**Texto para leitura**
****
Após 21 dias, caso Benício revela falhas e amplia cerco judicial em Manaus
Justiça revoga habeas corpus de médica, nega pedido de técnica de enfermagem e amplia investigação para apurar responsabilidades do Hospital Santa Júlia na morte do menino de 6 anos
Vinte e um dias após a morte do menino Benício Xavier Freitas, de apenas 6 anos, em Manaus, o caso deixou definitivamente de ser tratado como um possível erro individual e passou a revelar um quadro mais amplo e preocupante de falhas na assistência médica. A Justiça do Amazonas revogou a liminar que garantia à médica investigada acompanhar o processo em liberdade, endurecendo a resposta institucional e ampliando o cerco judicial sobre os envolvidos.
A decisão marca uma virada na condução do processo e reforça a leitura de que o episódio extrapola a esfera médica individual, alcançando protocolos, rotinas e responsabilidades institucionais do próprio hospital onde a criança foi atendida.
Liminar cassada e novo cenário jurídico
A médica Juliana Brasil Santos, responsável pelo atendimento inicial da criança no Hospital Santa Júlia, havia obtido habeas corpus em regime de plantão, o que lhe assegurava liberdade provisória. No entanto, a Justiça cassou a liminar, entendendo que a medida não era adequada diante da gravidade dos fatos e da fase em que se encontra a investigação.
Com a revogação, a situação jurídica da médica volta a ser analisada no curso regular do processo, sem a blindagem concedida inicialmente. A decisão sinaliza maior rigor do Judiciário e reforça a seriedade com que o caso vem sendo tratado.
Técnica de enfermagem tem habeas corpus negado
A técnica de enfermagem Raiza Bentes Paiva, responsável pela aplicação da adrenalina por via intravenosa, também buscou habeas corpus preventivo, mas teve o pedido negado pelo Tribunal de Justiça do Amazonas.
Na decisão, o magistrado destacou que, embora a prescrição médica seja objeto de investigação, a execução do procedimento — especialmente a via de administração e a dosagem aplicada — possui gravidade suficiente para justificar medidas cautelares mais rígidas.
Além da negativa judicial, a técnica teve o exercício profissional suspenso pelo Conselho Regional de Enfermagem do Amazonas (Coren-AM), reforçando o caráter administrativo e ético da apuração.
Hospital entra formalmente no radar das investigações
Vinte e um dias após a morte da criança, a apuração do caso não se restringe às duas profissionais. O Hospital Santa Júlia passou a ser alvo direto da investigação, que busca identificar falhas sistêmicas, ausência ou descumprimento de protocolos e possíveis erros no atendimento de emergência.
****
(Entradas do conjunto de dados)
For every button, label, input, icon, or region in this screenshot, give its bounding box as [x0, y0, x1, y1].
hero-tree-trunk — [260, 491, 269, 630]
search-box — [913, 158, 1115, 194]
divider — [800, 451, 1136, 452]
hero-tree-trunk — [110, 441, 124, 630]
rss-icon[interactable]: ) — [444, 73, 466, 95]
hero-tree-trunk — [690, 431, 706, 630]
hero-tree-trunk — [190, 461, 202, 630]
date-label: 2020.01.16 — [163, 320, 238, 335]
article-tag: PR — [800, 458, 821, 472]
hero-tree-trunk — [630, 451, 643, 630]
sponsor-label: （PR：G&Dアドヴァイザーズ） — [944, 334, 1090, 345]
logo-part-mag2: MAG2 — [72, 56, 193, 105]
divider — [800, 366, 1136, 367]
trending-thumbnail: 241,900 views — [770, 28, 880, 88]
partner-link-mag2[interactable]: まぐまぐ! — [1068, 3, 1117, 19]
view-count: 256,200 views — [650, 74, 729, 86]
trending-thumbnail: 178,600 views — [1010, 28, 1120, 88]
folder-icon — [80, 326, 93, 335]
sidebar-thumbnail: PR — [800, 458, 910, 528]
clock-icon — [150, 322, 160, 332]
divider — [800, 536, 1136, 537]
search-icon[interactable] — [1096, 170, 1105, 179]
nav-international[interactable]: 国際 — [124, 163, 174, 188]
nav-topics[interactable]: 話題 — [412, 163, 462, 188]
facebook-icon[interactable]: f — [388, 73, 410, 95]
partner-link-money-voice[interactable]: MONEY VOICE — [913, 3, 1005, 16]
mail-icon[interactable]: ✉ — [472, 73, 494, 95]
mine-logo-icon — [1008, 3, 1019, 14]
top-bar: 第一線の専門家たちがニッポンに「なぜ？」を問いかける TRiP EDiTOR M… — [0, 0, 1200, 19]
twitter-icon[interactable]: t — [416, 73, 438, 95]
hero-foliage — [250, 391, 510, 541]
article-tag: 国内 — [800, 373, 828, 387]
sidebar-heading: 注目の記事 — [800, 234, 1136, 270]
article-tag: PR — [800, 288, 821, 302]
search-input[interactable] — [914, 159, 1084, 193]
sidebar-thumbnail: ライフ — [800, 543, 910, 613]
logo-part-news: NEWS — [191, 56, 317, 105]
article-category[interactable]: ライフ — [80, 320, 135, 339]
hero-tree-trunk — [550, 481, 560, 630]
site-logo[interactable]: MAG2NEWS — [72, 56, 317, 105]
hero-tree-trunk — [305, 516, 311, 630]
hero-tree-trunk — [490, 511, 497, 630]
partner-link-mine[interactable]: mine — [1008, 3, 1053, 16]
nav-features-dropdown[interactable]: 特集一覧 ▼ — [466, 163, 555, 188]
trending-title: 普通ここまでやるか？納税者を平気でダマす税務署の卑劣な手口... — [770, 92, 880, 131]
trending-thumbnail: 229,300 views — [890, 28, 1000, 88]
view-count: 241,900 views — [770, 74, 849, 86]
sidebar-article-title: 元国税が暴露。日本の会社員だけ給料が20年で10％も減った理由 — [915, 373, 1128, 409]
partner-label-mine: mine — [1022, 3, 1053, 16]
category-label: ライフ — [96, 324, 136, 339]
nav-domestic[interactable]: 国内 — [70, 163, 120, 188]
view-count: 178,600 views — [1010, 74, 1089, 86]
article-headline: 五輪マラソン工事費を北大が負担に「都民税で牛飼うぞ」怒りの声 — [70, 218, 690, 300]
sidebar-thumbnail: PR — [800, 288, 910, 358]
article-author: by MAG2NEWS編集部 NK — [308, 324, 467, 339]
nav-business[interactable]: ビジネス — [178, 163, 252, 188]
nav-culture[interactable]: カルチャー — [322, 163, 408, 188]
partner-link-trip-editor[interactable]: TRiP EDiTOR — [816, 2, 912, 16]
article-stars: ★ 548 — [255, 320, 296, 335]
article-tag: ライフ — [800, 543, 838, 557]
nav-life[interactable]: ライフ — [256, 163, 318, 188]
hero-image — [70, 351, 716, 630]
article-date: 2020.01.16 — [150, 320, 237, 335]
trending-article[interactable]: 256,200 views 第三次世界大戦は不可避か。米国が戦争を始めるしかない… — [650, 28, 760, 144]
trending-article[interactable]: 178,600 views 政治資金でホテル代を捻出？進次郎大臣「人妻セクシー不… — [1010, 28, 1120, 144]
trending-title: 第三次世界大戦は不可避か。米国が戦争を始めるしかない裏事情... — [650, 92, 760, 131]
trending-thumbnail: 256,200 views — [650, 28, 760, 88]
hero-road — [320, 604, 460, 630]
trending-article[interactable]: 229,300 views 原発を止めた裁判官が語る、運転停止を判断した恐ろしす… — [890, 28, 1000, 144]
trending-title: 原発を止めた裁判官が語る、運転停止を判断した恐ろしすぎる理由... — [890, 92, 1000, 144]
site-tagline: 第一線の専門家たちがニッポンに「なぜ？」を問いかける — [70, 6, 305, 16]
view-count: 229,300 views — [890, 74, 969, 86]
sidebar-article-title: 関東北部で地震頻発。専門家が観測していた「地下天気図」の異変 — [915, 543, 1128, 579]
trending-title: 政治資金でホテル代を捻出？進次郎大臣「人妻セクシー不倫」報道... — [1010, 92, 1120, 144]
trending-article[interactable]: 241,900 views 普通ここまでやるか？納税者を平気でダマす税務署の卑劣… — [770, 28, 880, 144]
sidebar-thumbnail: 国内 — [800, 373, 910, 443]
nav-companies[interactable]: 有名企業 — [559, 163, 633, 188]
****
**Complete as tarefas**
1. Transcreva o trecho da reportagem sobre o caso Benício entre "Além da negativa" e "atendimento de emergência.", inclusive.
2. Dê continuidade à reportagem sobre a morte do menino Benício a partir do ponto em que ela termina.

**Respostas em ordem**
1.
Além da negativa judicial, a técnica teve o exercício profissional suspenso pelo Conselho Regional de Enfermagem do Amazonas (Coren-AM), reforçando o caráter administrativo e ético da apuração.
Hospital entra formalmente no radar das investigações
Vinte e um dias após a morte da criança, a apuração do caso não se restringe às duas profissionais. O Hospital Santa Júlia passou a ser alvo direto da investigação, que busca identificar falhas sistêmicas, ausência ou descumprimento de protocolos e possíveis erros no atendimento de emergência.

2.
A investigação é conduzida pela Polícia Civil do Amazonas, por meio do 24º Distrito Integrado de Polícia (DIP), com acompanhamento do Ministério Público do Amazonas (MP-AM). Entre as linhas de apuração estão:
a prescrição e a indicação da adrenalina;
a checagem da dose e da via de administração;
a atuação da equipe de enfermagem;
eventuais falhas no procedimento de intubação;
e a responsabilidade institucional do hospital quanto aos protocolos de segurança do paciente.
Perícias, depoimentos e análise de prontuários integram o conjunto de diligências em curso.
Do atendimento simples à tragédia
Benício deu entrada no hospital com sintomas considerados leves, como tosse e suspeita de infecção respiratória. Após a aplicação da medicação, a criança apresentou piora súbita, sofreu múltiplas paradas cardiorrespiratórias e não resistiu.
Para a família, o que deveria ser um atendimento de rotina se transformou em uma tragédia irreversível. O caso provocou comoção pública, protestos em frente à unidade hospitalar e pressão crescente por responsabilização.
Caso reacende debate sobre segurança do paciente
A morte de Benício reacende um debate sensível e urgente: a segurança do paciente, especialmente na rede privada de saúde. Especialistas apontam que erros de medicação figuram entre as principais causas evitáveis de eventos adversos graves, e que protocolos rígidos existem justamente para impedir falhas humanas em situações de emergência.
O endurecimento das decisões judiciais indica que o caso pode se tornar um marco local na responsabilização por falhas médicas e institucionais.
Justiça, agora, sob escrutínio público
Com a liminar cassada, habeas corpus negado e o hospital formalmente investigado, o caso Benício entra em uma nova fase. A expectativa da família e da sociedade é de que a apuração avance com transparência, rigor técnico e responsabilização proporcional aos fatos.
A tragédia deixou de ser apenas uma dor privada. Vinte e um dias depois, tornou-se um teste para o sistema de saúde, para os órgãos de fiscalização e para o próprio Judiciário do Amazonas.